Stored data

************

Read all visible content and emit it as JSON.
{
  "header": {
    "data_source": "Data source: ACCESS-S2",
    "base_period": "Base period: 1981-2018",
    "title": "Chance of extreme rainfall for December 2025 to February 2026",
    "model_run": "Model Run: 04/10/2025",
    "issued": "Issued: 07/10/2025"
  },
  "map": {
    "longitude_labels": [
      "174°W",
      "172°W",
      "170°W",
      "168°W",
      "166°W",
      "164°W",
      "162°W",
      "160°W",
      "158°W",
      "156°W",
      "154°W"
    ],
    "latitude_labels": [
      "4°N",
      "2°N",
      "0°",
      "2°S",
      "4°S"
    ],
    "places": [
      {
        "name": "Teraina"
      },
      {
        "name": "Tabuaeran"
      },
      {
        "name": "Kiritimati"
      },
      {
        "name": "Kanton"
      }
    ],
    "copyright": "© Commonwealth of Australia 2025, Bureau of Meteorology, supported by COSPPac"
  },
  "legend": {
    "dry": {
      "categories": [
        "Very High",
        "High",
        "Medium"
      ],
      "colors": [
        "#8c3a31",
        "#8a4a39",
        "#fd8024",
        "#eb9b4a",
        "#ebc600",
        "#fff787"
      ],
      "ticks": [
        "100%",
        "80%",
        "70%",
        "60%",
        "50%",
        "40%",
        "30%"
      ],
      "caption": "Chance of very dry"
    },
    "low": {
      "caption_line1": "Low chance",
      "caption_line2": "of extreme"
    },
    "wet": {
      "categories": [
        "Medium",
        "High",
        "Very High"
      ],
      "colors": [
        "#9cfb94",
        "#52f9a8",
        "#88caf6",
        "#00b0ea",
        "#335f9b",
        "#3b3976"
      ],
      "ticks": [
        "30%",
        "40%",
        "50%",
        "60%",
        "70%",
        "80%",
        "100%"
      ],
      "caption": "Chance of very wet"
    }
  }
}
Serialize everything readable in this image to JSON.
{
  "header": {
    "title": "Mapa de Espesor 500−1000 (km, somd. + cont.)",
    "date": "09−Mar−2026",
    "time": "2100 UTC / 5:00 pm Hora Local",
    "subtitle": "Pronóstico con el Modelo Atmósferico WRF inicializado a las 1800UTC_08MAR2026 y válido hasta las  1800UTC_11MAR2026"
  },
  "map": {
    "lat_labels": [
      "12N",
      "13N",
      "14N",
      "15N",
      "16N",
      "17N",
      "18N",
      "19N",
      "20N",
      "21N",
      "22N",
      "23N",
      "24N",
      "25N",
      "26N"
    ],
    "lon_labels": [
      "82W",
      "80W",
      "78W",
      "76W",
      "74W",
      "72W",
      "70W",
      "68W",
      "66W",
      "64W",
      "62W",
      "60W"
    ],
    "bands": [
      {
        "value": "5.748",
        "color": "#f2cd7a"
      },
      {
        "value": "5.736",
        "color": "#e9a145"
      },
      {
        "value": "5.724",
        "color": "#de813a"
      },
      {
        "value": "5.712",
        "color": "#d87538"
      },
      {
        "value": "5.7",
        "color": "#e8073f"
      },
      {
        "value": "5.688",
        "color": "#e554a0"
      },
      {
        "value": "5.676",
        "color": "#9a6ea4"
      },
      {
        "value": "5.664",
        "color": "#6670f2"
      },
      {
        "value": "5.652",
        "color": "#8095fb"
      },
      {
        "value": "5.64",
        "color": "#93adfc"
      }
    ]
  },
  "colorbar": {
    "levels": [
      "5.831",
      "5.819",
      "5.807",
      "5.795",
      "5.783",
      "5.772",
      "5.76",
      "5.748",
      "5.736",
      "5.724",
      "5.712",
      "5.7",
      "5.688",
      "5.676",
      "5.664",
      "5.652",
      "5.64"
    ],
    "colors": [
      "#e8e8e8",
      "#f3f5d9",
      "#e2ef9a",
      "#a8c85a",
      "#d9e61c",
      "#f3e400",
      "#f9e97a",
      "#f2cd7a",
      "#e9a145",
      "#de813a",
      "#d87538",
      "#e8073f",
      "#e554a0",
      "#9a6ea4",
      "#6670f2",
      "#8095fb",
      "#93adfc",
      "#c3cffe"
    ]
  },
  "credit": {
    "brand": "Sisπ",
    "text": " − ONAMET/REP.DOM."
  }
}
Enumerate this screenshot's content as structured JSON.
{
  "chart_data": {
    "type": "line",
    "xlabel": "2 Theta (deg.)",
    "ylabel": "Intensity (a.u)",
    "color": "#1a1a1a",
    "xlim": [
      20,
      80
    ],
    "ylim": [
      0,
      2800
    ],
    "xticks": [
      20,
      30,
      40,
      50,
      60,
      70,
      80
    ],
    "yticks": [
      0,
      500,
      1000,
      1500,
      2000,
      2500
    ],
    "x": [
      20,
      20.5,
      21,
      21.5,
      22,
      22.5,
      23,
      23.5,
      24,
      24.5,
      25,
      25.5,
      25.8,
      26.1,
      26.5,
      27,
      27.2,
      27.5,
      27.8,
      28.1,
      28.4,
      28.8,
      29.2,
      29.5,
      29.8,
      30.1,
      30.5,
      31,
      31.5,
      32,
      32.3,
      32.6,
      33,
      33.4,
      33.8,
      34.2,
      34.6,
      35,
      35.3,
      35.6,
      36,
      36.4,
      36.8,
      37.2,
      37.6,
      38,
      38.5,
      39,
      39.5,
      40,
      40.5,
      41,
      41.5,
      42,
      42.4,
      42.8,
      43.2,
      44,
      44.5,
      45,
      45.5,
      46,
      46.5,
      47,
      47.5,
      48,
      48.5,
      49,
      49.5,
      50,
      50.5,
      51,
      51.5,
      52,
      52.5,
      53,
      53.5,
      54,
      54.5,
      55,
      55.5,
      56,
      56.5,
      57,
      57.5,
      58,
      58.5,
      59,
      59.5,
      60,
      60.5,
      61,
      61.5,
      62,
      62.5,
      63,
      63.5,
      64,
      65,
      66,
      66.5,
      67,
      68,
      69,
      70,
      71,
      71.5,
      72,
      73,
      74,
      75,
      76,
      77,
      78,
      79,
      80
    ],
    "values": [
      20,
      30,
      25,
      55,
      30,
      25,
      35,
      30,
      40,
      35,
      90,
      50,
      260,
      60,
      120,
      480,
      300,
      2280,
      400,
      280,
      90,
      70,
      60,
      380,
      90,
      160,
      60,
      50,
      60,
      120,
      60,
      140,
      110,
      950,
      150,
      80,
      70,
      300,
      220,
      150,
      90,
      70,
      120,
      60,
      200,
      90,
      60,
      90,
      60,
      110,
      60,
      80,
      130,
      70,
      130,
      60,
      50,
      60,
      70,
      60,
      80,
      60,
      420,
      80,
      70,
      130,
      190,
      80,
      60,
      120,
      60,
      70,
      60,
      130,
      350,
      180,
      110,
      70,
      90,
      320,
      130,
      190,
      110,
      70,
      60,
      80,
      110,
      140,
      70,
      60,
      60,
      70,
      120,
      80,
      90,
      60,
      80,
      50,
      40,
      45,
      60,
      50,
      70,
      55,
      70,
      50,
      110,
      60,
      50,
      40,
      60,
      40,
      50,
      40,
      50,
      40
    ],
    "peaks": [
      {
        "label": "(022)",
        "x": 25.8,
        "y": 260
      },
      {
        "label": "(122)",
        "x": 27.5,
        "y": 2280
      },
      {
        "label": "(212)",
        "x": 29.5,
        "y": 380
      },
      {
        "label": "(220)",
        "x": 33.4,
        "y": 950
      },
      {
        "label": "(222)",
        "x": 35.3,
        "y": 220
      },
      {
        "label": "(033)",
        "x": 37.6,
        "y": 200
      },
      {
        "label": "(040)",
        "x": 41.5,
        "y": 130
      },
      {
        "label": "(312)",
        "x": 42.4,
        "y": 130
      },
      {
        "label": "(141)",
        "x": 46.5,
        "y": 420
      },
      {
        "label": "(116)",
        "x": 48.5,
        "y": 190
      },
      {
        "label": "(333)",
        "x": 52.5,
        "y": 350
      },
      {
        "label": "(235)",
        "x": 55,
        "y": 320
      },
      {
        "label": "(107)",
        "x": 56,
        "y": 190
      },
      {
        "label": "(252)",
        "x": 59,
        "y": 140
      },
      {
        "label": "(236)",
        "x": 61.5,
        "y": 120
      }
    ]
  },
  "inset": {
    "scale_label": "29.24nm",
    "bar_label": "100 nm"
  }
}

************

Problem to work on
Isolate each line of the listing above that includes "JSON". Copy it.

Written response
Read all visible content and emit it as JSON.
Serialize everything readable in this image to JSON.
Enumerate this screenshot's content as structured JSON.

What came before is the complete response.